%%

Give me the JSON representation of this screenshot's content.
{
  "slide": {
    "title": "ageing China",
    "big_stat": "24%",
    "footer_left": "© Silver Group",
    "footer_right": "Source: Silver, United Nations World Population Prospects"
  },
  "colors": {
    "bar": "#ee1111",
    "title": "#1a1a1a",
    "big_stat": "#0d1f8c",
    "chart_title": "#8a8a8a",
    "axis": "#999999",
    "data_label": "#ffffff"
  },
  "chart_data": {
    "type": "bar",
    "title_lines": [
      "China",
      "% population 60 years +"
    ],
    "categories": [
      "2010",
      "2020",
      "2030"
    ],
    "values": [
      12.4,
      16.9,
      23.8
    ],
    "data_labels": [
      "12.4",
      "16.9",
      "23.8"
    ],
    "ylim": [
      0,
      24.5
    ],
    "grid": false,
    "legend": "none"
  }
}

%%

◆ **Instruction**: Copy each line above containing the string "Silver".

◆ **Worked solution**:
    "footer_left": "© Silver Group",
    "footer_right": "Source: Silver, United Nations World Population Prospects"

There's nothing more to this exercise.